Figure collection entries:
● ● ● ● ●
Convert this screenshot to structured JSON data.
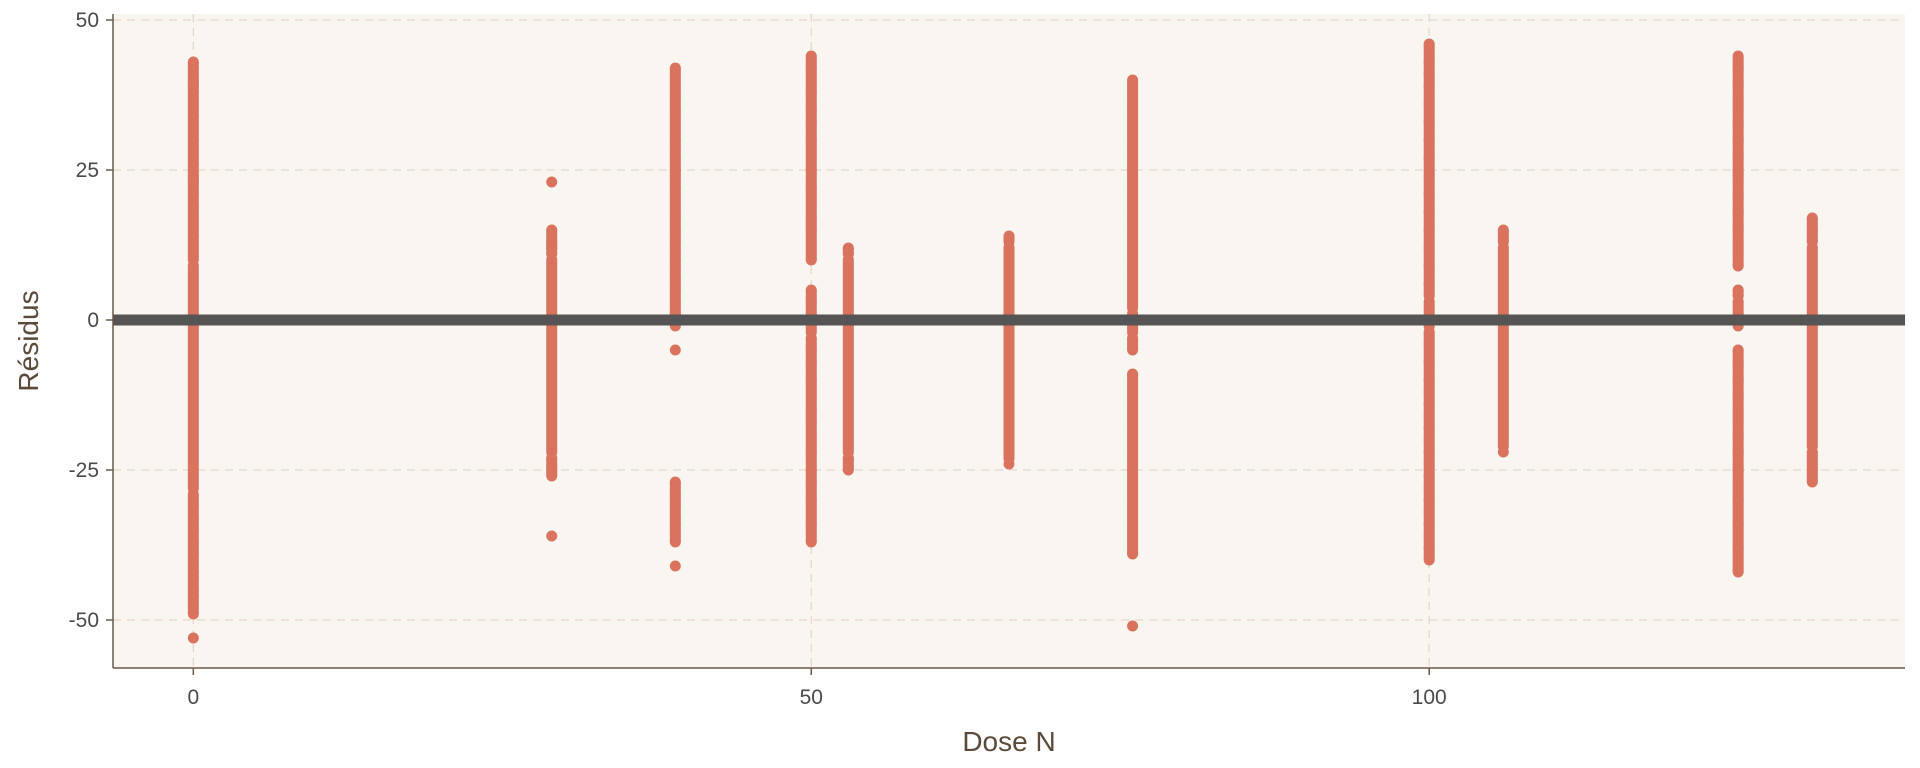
{
  "chart_data": {
    "type": "scatter",
    "title": "",
    "xlabel": "Dose N",
    "ylabel": "Résidus",
    "xlim": [
      -6.5,
      138.5
    ],
    "ylim": [
      -58,
      51
    ],
    "x_ticks": [
      0,
      50,
      100
    ],
    "y_ticks": [
      50,
      25,
      0,
      -25,
      -50
    ],
    "x_tick_labels": [
      "0",
      "50",
      "100"
    ],
    "y_tick_labels": [
      "50",
      "25",
      "0",
      "-25",
      "-50"
    ],
    "grid": true,
    "reference_line": {
      "y": 0,
      "color": "#555555"
    },
    "colors": {
      "points": "#d9735e",
      "panel_background": "#f9f5f1",
      "grid": "#e6d8c8",
      "axis": "#6b5a48"
    },
    "series": [
      {
        "x_groups": [
          {
            "x": 0,
            "min": -53,
            "max": 43,
            "outliers": [
              -53,
              -49,
              -46,
              -45,
              -43,
              -42,
              -39,
              -37,
              -35,
              -33,
              -31,
              -29,
              10,
              12,
              14,
              16,
              19,
              21,
              23,
              24,
              26,
              28,
              30,
              32,
              34,
              36,
              38,
              39,
              40,
              42,
              43
            ]
          },
          {
            "x": 29,
            "min": -36,
            "max": 23,
            "outliers": [
              -36,
              -26,
              -25,
              -23,
              11,
              12,
              13,
              15,
              23
            ]
          },
          {
            "x": 39,
            "min": -41,
            "max": 42,
            "outliers": [
              -41,
              -37,
              -34,
              -33,
              -31,
              -29,
              -27,
              -5,
              -1,
              1,
              3,
              5,
              7,
              10,
              13,
              15,
              17,
              20,
              22,
              25,
              27,
              30,
              32,
              35,
              37,
              40,
              42
            ]
          },
          {
            "x": 50,
            "min": -37,
            "max": 44,
            "outliers": [
              -37,
              -34,
              -32,
              -30,
              -27,
              -25,
              -22,
              -20,
              -17,
              -15,
              -12,
              -10,
              -7,
              -5,
              -3,
              1,
              3,
              5,
              10,
              12,
              15,
              17,
              20,
              22,
              25,
              28,
              30,
              33,
              35,
              38,
              40,
              42,
              44
            ]
          },
          {
            "x": 53,
            "min": -25,
            "max": 12,
            "outliers": [
              -25,
              -23,
              11,
              12
            ]
          },
          {
            "x": 66,
            "min": -24,
            "max": 14,
            "outliers": [
              -24,
              13,
              14
            ]
          },
          {
            "x": 76,
            "min": -51,
            "max": 40,
            "outliers": [
              -51,
              -39,
              -37,
              -35,
              -33,
              -31,
              -29,
              -27,
              -25,
              -23,
              -21,
              -19,
              -17,
              -15,
              -13,
              -11,
              -9,
              -5,
              -3,
              2,
              4,
              6,
              9,
              12,
              14,
              17,
              20,
              23,
              26,
              29,
              32,
              35,
              38,
              40
            ]
          },
          {
            "x": 100,
            "min": -40,
            "max": 46,
            "outliers": [
              -40,
              -38,
              -36,
              -34,
              -32,
              -30,
              -28,
              -26,
              -24,
              -22,
              -20,
              -18,
              -16,
              -14,
              -12,
              -10,
              -7,
              -4,
              -2,
              4,
              6,
              9,
              12,
              15,
              18,
              21,
              24,
              27,
              30,
              33,
              36,
              39,
              41,
              43,
              46
            ]
          },
          {
            "x": 106,
            "min": -22,
            "max": 15,
            "outliers": [
              -22,
              13,
              15
            ]
          },
          {
            "x": 125,
            "min": -42,
            "max": 44,
            "outliers": [
              -42,
              -40,
              -38,
              -36,
              -34,
              -32,
              -30,
              -28,
              -25,
              -22,
              -19,
              -16,
              -13,
              -10,
              -7,
              -5,
              -1,
              4,
              5,
              9,
              12,
              15,
              18,
              21,
              24,
              27,
              30,
              33,
              36,
              39,
              42,
              44
            ]
          },
          {
            "x": 131,
            "min": -27,
            "max": 17,
            "outliers": [
              -27,
              -25,
              -22,
              13,
              15,
              17
            ]
          }
        ]
      }
    ]
  }
}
● ● ● ● ●
* _Prompt_
Write out the full listing verbatim, excluding its pictures.

* _Worked answer_
Convert this screenshot to structured JSON data.
{
  "chart_data": {
    "type": "scatter",
    "title": "",
    "xlabel": "Dose N",
    "ylabel": "Résidus",
    "xlim": [
      -6.5,
      138.5
    ],
    "ylim": [
      -58,
      51
    ],
    "x_ticks": [
      0,
      50,
      100
    ],
    "y_ticks": [
      50,
      25,
      0,
      -25,
      -50
    ],
    "x_tick_labels": [
      "0",
      "50",
      "100"
    ],
    "y_tick_labels": [
      "50",
      "25",
      "0",
      "-25",
      "-50"
    ],
    "grid": true,
    "reference_line": {
      "y": 0,
      "color": "#555555"
    },
    "colors": {
      "points": "#d9735e",
      "panel_background": "#f9f5f1",
      "grid": "#e6d8c8",
      "axis": "#6b5a48"
    },
    "series": [
      {
        "x_groups": [
          {
            "x": 0,
            "min": -53,
            "max": 43,
            "outliers": [
              -53,
              -49,
              -46,
              -45,
              -43,
              -42,
              -39,
              -37,
              -35,
              -33,
              -31,
              -29,
              10,
              12,
              14,
              16,
              19,
              21,
              23,
              24,
              26,
              28,
              30,
              32,
              34,
              36,
              38,
              39,
              40,
              42,
              43
            ]
          },
          {
            "x": 29,
            "min": -36,
            "max": 23,
            "outliers": [
              -36,
              -26,
              -25,
              -23,
              11,
              12,
              13,
              15,
              23
            ]
          },
          {
            "x": 39,
            "min": -41,
            "max": 42,
            "outliers": [
              -41,
              -37,
              -34,
              -33,
              -31,
              -29,
              -27,
              -5,
              -1,
              1,
              3,
              5,
              7,
              10,
              13,
              15,
              17,
              20,
              22,
              25,
              27,
              30,
              32,
              35,
              37,
              40,
              42
            ]
          },
          {
            "x": 50,
            "min": -37,
            "max": 44,
            "outliers": [
              -37,
              -34,
              -32,
              -30,
              -27,
              -25,
              -22,
              -20,
              -17,
              -15,
              -12,
              -10,
              -7,
              -5,
              -3,
              1,
              3,
              5,
              10,
              12,
              15,
              17,
              20,
              22,
              25,
              28,
              30,
              33,
              35,
              38,
              40,
              42,
              44
            ]
          },
          {
            "x": 53,
            "min": -25,
            "max": 12,
            "outliers": [
              -25,
              -23,
              11,
              12
            ]
          },
          {
            "x": 66,
            "min": -24,
            "max": 14,
            "outliers": [
              -24,
              13,
              14
            ]
          },
          {
            "x": 76,
            "min": -51,
            "max": 40,
            "outliers": [
              -51,
              -39,
              -37,
              -35,
              -33,
              -31,
              -29,
              -27,
              -25,
              -23,
              -21,
              -19,
              -17,
              -15,
              -13,
              -11,
              -9,
              -5,
              -3,
              2,
              4,
              6,
              9,
              12,
              14,
              17,
              20,
              23,
              26,
              29,
              32,
              35,
              38,
              40
            ]
          },
          {
            "x": 100,
            "min": -40,
            "max": 46,
            "outliers": [
              -40,
              -38,
              -36,
              -34,
              -32,
              -30,
              -28,
              -26,
              -24,
              -22,
              -20,
              -18,
              -16,
              -14,
              -12,
              -10,
              -7,
              -4,
              -2,
              4,
              6,
              9,
              12,
              15,
              18,
              21,
              24,
              27,
              30,
              33,
              36,
              39,
              41,
              43,
              46
            ]
          },
          {
            "x": 106,
            "min": -22,
            "max": 15,
            "outliers": [
              -22,
              13,
              15
            ]
          },
          {
            "x": 125,
            "min": -42,
            "max": 44,
            "outliers": [
              -42,
              -40,
              -38,
              -36,
              -34,
              -32,
              -30,
              -28,
              -25,
              -22,
              -19,
              -16,
              -13,
              -10,
              -7,
              -5,
              -1,
              4,
              5,
              9,
              12,
              15,
              18,
              21,
              24,
              27,
              30,
              33,
              36,
              39,
              42,
              44
            ]
          },
          {
            "x": 131,
            "min": -27,
            "max": 17,
            "outliers": [
              -27,
              -25,
              -22,
              13,
              15,
              17
            ]
          }
        ]
      }
    ]
  }
}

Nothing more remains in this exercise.